■ **Written task**
Type out every line below exactly as it reads.

# Start of Data lines

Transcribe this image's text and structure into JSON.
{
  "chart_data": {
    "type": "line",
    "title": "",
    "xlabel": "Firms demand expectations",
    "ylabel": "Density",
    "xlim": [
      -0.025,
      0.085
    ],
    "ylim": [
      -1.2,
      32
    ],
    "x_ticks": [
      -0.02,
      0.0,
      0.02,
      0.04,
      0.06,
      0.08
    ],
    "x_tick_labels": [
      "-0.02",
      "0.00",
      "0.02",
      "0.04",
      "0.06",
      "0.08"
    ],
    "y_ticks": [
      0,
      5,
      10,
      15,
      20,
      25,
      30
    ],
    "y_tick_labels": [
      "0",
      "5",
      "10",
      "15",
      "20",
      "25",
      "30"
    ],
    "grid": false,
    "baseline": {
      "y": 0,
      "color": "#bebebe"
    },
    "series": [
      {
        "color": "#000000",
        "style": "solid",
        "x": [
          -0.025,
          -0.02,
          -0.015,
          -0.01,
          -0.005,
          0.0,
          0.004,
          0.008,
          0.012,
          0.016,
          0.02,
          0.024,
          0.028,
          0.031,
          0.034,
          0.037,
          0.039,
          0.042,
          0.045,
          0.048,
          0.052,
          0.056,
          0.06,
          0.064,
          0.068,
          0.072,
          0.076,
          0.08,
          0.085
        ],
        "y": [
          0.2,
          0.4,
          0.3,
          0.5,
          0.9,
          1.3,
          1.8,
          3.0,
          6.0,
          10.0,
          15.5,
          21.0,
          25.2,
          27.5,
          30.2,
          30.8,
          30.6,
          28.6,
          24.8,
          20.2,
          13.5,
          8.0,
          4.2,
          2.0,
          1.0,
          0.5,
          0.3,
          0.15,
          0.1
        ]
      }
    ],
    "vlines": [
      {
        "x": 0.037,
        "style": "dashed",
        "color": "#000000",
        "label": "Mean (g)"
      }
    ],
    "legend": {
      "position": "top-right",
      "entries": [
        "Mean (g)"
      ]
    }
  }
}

# End of Data lines

■ **Answer below**
Transcribe this image's text and structure into JSON.
{
  "chart_data": {
    "type": "line",
    "title": "",
    "xlabel": "Firms demand expectations",
    "ylabel": "Density",
    "xlim": [
      -0.025,
      0.085
    ],
    "ylim": [
      -1.2,
      32
    ],
    "x_ticks": [
      -0.02,
      0.0,
      0.02,
      0.04,
      0.06,
      0.08
    ],
    "x_tick_labels": [
      "-0.02",
      "0.00",
      "0.02",
      "0.04",
      "0.06",
      "0.08"
    ],
    "y_ticks": [
      0,
      5,
      10,
      15,
      20,
      25,
      30
    ],
    "y_tick_labels": [
      "0",
      "5",
      "10",
      "15",
      "20",
      "25",
      "30"
    ],
    "grid": false,
    "baseline": {
      "y": 0,
      "color": "#bebebe"
    },
    "series": [
      {
        "color": "#000000",
        "style": "solid",
        "x": [
          -0.025,
          -0.02,
          -0.015,
          -0.01,
          -0.005,
          0.0,
          0.004,
          0.008,
          0.012,
          0.016,
          0.02,
          0.024,
          0.028,
          0.031,
          0.034,
          0.037,
          0.039,
          0.042,
          0.045,
          0.048,
          0.052,
          0.056,
          0.06,
          0.064,
          0.068,
          0.072,
          0.076,
          0.08,
          0.085
        ],
        "y": [
          0.2,
          0.4,
          0.3,
          0.5,
          0.9,
          1.3,
          1.8,
          3.0,
          6.0,
          10.0,
          15.5,
          21.0,
          25.2,
          27.5,
          30.2,
          30.8,
          30.6,
          28.6,
          24.8,
          20.2,
          13.5,
          8.0,
          4.2,
          2.0,
          1.0,
          0.5,
          0.3,
          0.15,
          0.1
        ]
      }
    ],
    "vlines": [
      {
        "x": 0.037,
        "style": "dashed",
        "color": "#000000",
        "label": "Mean (g)"
      }
    ],
    "legend": {
      "position": "top-right",
      "entries": [
        "Mean (g)"
      ]
    }
  }
}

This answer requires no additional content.